- Lesetext
Jörg Starke: Im Grunde bin ich zur Kunst gekommen, weil mein Vater eine Stiftung gründen wollte, und ich dann gesagt habe: Okay, Stiftung ist gut, aber ich möchte lieber eine Kunststiftung. Eine Kunststiftung deswegen, weil ich in dem Alter damals der „Bad Boy“ war, aber trotzdem gesellschaftlich etwas bewegen wollte. Außerdem hatte ich damals noch die naive Einstellung gehabt, dass Politiker unbedingt eine weiße Weste haben müssten. Da ich diese weiße Weste selber noch nicht so hatte, habe ich die Kunst gewählt, um damit schließlich an die Öffentlichkeit zu treten. Schließlich ist die Kunst frei von diesen ganzen Auflagen. Weil es in der Kunst eigentlich egal ist, was man tut.
Heißt das, dass die Freiheit und Toleranz und dieser Pluralismus, die der Kunst innewohnen, der „Magnetismus der Kunst“ für Sie bedeuteten? Waren Sie da nicht auch schwankend, oder war es von vornherein klar: Für mich kommt nur das in Frage?
Jörg Starke: Es war für mich total klar: Nur das kommt für mich in Frage, weil eben die Kunst so offen, so liberal ist, wenn man sie idealistisch betrachtet. Natürlich ist es nicht so, wie ich es erwartet hatte. Doch damals war das für mich so.
Manche sagen Kunst sei eigentlich unnötig. Beziehungsweise sei Kunst schon Luxusgut einer Gesellschaft. Was kann man dem entgegenhalten?
Jörg Starke: Nach meiner ersten Intuition, mich der Kunst zu widmen, habe ich gelernt, mit Kunst zu leben. Man kann es im Grunde mit einer Zwangsehe vergleichen. Zwangsehe deshalb, weil zwei Partner zusammenkommen, die eigentlich von anderen dazu bestimmt worden sind, von nun an zusammenzuleben. Erst während der Beziehung lernen sich die Partner zu lieben.

Aus einer Sammlung entnommene Daten

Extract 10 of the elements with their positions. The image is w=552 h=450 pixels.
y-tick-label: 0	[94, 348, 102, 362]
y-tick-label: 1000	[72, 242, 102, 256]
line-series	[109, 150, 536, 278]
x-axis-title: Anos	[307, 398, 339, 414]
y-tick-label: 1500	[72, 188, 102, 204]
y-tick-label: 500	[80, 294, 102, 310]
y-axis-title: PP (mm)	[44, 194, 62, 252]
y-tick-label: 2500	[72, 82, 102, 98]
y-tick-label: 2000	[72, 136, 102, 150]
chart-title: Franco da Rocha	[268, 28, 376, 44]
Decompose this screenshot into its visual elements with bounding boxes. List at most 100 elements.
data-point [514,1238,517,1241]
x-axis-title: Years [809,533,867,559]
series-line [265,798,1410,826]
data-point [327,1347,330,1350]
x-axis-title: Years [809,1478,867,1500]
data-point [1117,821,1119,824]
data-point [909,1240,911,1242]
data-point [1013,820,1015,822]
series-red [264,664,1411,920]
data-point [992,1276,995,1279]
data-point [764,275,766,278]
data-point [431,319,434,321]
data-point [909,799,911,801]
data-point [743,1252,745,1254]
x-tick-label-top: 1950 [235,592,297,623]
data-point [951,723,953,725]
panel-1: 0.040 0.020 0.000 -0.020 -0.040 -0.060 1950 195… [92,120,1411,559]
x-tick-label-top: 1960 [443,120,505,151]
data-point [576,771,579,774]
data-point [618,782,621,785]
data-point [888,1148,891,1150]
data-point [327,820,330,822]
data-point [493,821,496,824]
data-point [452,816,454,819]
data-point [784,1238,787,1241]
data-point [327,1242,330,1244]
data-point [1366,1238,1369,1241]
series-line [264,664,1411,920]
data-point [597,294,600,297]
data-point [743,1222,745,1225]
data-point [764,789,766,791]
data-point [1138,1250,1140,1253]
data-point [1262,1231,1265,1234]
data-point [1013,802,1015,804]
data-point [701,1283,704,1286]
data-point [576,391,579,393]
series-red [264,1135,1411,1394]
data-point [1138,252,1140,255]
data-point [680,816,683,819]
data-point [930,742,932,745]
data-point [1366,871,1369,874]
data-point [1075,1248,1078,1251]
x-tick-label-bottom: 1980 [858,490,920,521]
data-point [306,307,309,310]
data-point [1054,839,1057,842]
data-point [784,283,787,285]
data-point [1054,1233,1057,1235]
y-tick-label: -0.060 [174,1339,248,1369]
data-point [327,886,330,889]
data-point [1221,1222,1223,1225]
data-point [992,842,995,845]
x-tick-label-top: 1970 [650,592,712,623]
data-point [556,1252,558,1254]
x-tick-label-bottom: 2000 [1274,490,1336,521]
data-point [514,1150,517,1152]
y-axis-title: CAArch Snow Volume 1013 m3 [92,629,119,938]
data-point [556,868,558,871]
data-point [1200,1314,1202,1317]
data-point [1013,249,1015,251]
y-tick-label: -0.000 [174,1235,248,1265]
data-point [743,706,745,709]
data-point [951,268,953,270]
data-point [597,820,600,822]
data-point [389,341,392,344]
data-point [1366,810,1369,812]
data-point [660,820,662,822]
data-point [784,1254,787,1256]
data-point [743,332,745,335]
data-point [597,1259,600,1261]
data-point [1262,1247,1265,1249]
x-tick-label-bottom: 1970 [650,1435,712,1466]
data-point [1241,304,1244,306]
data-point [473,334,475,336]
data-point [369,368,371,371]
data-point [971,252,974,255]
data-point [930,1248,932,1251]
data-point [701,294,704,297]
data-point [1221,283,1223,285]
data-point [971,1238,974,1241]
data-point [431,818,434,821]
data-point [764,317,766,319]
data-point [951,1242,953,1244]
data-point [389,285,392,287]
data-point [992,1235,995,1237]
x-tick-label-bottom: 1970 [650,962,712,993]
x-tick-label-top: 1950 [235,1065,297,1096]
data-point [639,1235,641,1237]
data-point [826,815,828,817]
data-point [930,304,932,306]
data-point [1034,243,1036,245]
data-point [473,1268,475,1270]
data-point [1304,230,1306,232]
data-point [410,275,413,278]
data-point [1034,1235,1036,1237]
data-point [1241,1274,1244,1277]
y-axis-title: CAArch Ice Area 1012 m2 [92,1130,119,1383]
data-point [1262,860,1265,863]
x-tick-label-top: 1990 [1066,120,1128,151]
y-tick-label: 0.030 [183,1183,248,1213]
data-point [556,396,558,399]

- Aufgabenstellung
Entscheiden Sie für jede der folgenden Aussagen, ob sie mit dem Lesetext übereinstimmt, und antworten Sie jeweils mit Ja oder Nein, belegt durch die entscheidenden Worte des Lesetextes als genaues Zitat. (a) Jörg Starkes Vater wollte eine Stiftung gründen. (b) Jörg Starke schwankte zunächst, ob die Kunst für ihn das Richtige sei. (c) Jörg Starke vergleicht das Leben mit der Kunst mit einer Zwangsehe.

- Ergebnis
(a) Ja: „weil mein Vater eine Stiftung gründen wollte“
(b) Nein: „Es war für mich total klar: Nur das kommt für mich in Frage“
(c) Ja: „Man kann es im Grunde mit einer Zwangsehe vergleichen.“